Task objective → The data below needs to be returned exactly, line for line.

Data for this task →
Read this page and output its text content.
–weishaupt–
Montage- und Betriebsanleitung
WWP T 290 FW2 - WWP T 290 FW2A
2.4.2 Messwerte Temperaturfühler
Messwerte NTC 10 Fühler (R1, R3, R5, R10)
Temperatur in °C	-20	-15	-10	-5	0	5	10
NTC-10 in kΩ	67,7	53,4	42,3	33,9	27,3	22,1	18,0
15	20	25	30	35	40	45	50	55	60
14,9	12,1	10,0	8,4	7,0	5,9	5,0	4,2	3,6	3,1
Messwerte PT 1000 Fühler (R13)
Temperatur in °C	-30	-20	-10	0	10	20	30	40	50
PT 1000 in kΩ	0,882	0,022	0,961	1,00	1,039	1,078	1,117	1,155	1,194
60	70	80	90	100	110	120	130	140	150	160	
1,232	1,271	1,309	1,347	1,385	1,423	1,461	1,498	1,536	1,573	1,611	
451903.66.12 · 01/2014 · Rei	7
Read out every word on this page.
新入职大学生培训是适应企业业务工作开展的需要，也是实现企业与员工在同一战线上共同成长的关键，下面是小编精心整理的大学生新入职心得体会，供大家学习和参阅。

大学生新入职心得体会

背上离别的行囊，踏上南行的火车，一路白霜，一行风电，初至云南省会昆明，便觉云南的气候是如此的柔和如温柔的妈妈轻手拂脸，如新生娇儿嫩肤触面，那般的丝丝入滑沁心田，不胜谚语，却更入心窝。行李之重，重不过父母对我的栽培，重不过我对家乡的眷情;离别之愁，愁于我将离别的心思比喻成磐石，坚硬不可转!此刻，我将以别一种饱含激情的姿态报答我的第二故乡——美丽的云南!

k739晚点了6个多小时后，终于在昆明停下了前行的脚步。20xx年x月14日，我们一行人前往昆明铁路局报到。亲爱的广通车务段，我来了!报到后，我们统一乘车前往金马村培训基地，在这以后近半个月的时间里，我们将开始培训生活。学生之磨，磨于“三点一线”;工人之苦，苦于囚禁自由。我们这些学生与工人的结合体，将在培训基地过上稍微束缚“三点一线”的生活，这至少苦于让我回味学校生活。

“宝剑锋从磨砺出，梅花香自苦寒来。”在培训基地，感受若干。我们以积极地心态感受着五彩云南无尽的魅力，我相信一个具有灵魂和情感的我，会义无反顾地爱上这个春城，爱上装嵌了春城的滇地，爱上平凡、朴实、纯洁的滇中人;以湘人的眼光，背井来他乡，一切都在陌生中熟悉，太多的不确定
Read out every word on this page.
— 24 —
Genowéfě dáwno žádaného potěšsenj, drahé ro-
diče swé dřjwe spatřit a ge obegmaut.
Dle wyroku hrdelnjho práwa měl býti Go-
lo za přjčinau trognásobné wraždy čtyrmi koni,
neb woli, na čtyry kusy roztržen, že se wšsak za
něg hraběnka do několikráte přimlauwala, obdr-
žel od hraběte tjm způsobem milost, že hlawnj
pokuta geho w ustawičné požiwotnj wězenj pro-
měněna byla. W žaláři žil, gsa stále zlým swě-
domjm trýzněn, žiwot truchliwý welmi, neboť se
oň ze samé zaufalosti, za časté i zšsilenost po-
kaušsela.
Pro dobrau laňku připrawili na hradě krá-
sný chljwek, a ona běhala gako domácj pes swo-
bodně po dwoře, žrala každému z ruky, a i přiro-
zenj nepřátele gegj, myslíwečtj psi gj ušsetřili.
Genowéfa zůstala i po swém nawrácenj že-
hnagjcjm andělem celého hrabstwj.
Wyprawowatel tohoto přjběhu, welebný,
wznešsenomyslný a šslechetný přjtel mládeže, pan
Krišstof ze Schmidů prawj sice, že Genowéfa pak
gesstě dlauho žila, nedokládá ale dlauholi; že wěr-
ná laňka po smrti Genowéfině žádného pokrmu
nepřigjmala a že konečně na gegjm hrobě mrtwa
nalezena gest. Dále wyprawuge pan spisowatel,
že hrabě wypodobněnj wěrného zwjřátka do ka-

Complete output →
Read this page and output its text content.
–weishaupt–
Montage- und Betriebsanleitung
WWP T 290 FW2 - WWP T 290 FW2A
2.4.2 Messwerte Temperaturfühler
Messwerte NTC 10 Fühler (R1, R3, R5, R10)
Temperatur in °C	-20	-15	-10	-5	0	5	10
NTC-10 in kΩ	67,7	53,4	42,3	33,9	27,3	22,1	18,0
15	20	25	30	35	40	45	50	55	60
14,9	12,1	10,0	8,4	7,0	5,9	5,0	4,2	3,6	3,1
Messwerte PT 1000 Fühler (R13)
Temperatur in °C	-30	-20	-10	0	10	20	30	40	50
PT 1000 in kΩ	0,882	0,022	0,961	1,00	1,039	1,078	1,117	1,155	1,194
60	70	80	90	100	110	120	130	140	150	160	
1,232	1,271	1,309	1,347	1,385	1,423	1,461	1,498	1,536	1,573	1,611	
451903.66.12 · 01/2014 · Rei	7
Read out every word on this page.
新入职大学生培训是适应企业业务工作开展的需要，也是实现企业与员工在同一战线上共同成长的关键，下面是小编精心整理的大学生新入职心得体会，供大家学习和参阅。

大学生新入职心得体会

背上离别的行囊，踏上南行的火车，一路白霜，一行风电，初至云南省会昆明，便觉云南的气候是如此的柔和如温柔的妈妈轻手拂脸，如新生娇儿嫩肤触面，那般的丝丝入滑沁心田，不胜谚语，却更入心窝。行李之重，重不过父母对我的栽培，重不过我对家乡的眷情;离别之愁，愁于我将离别的心思比喻成磐石，坚硬不可转!此刻，我将以别一种饱含激情的姿态报答我的第二故乡——美丽的云南!

k739晚点了6个多小时后，终于在昆明停下了前行的脚步。20xx年x月14日，我们一行人前往昆明铁路局报到。亲爱的广通车务段，我来了!报到后，我们统一乘车前往金马村培训基地，在这以后近半个月的时间里，我们将开始培训生活。学生之磨，磨于“三点一线”;工人之苦，苦于囚禁自由。我们这些学生与工人的结合体，将在培训基地过上稍微束缚“三点一线”的生活，这至少苦于让我回味学校生活。

“宝剑锋从磨砺出，梅花香自苦寒来。”在培训基地，感受若干。我们以积极地心态感受着五彩云南无尽的魅力，我相信一个具有灵魂和情感的我，会义无反顾地爱上这个春城，爱上装嵌了春城的滇地，爱上平凡、朴实、纯洁的滇中人;以湘人的眼光，背井来他乡，一切都在陌生中熟悉，太多的不确定
Read out every word on this page.
— 24 —
Genowéfě dáwno žádaného potěšsenj, drahé ro-
diče swé dřjwe spatřit a ge obegmaut.
Dle wyroku hrdelnjho práwa měl býti Go-
lo za přjčinau trognásobné wraždy čtyrmi koni,
neb woli, na čtyry kusy roztržen, že se wšsak za
něg hraběnka do několikráte přimlauwala, obdr-
žel od hraběte tjm způsobem milost, že hlawnj
pokuta geho w ustawičné požiwotnj wězenj pro-
měněna byla. W žaláři žil, gsa stále zlým swě-
domjm trýzněn, žiwot truchliwý welmi, neboť se
oň ze samé zaufalosti, za časté i zšsilenost po-
kaušsela.
Pro dobrau laňku připrawili na hradě krá-
sný chljwek, a ona běhala gako domácj pes swo-
bodně po dwoře, žrala každému z ruky, a i přiro-
zenj nepřátele gegj, myslíwečtj psi gj ušsetřili.
Genowéfa zůstala i po swém nawrácenj že-
hnagjcjm andělem celého hrabstwj.
Wyprawowatel tohoto přjběhu, welebný,
wznešsenomyslný a šslechetný přjtel mládeže, pan
Krišstof ze Schmidů prawj sice, že Genowéfa pak
gesstě dlauho žila, nedokládá ale dlauholi; že wěr-
ná laňka po smrti Genowéfině žádného pokrmu
nepřigjmala a že konečně na gegjm hrobě mrtwa
nalezena gest. Dále wyprawuge pan spisowatel,
že hrabě wypodobněnj wěrného zwjřátka do ka-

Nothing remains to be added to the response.